# The problem
The records below must be output exactly, without pictures.

# Stored records

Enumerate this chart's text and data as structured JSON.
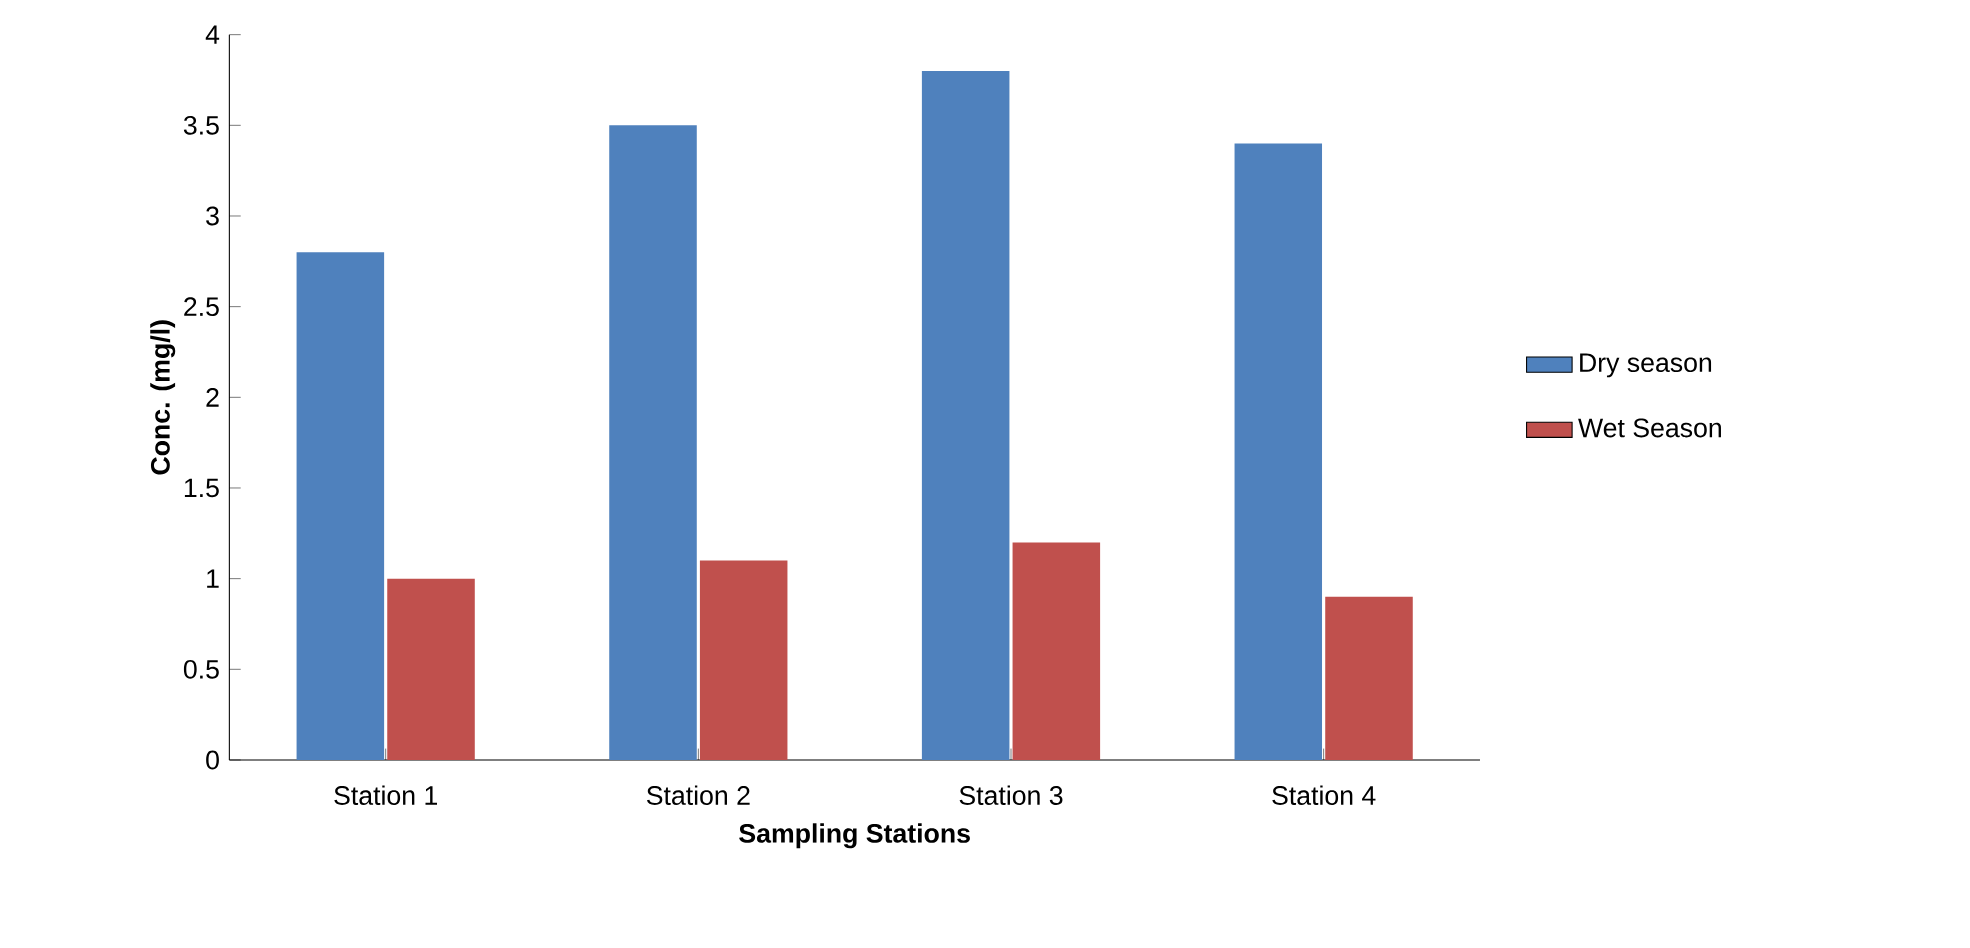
{
  "chart_data": {
    "type": "bar",
    "xlabel": "Sampling Stations",
    "ylabel": "Conc. (mg/l)",
    "categories": [
      "Station 1",
      "Station 2",
      "Station 3",
      "Station 4"
    ],
    "series": [
      {
        "name": "Dry season",
        "color": "#4f81bd",
        "values": [
          2.8,
          3.5,
          3.8,
          3.4
        ]
      },
      {
        "name": "Wet Season",
        "color": "#c0504d",
        "values": [
          1.0,
          1.1,
          1.2,
          0.9
        ]
      }
    ],
    "ylim": [
      0,
      4
    ],
    "yticks": [
      0,
      0.5,
      1,
      1.5,
      2,
      2.5,
      3,
      3.5,
      4
    ],
    "grid": false,
    "legend": "right"
  }
}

# Answer below
Enumerate this chart's text and data as structured JSON.
{
  "chart_data": {
    "type": "bar",
    "xlabel": "Sampling Stations",
    "ylabel": "Conc. (mg/l)",
    "categories": [
      "Station 1",
      "Station 2",
      "Station 3",
      "Station 4"
    ],
    "series": [
      {
        "name": "Dry season",
        "color": "#4f81bd",
        "values": [
          2.8,
          3.5,
          3.8,
          3.4
        ]
      },
      {
        "name": "Wet Season",
        "color": "#c0504d",
        "values": [
          1.0,
          1.1,
          1.2,
          0.9
        ]
      }
    ],
    "ylim": [
      0,
      4
    ],
    "yticks": [
      0,
      0.5,
      1,
      1.5,
      2,
      2.5,
      3,
      3.5,
      4
    ],
    "grid": false,
    "legend": "right"
  }
}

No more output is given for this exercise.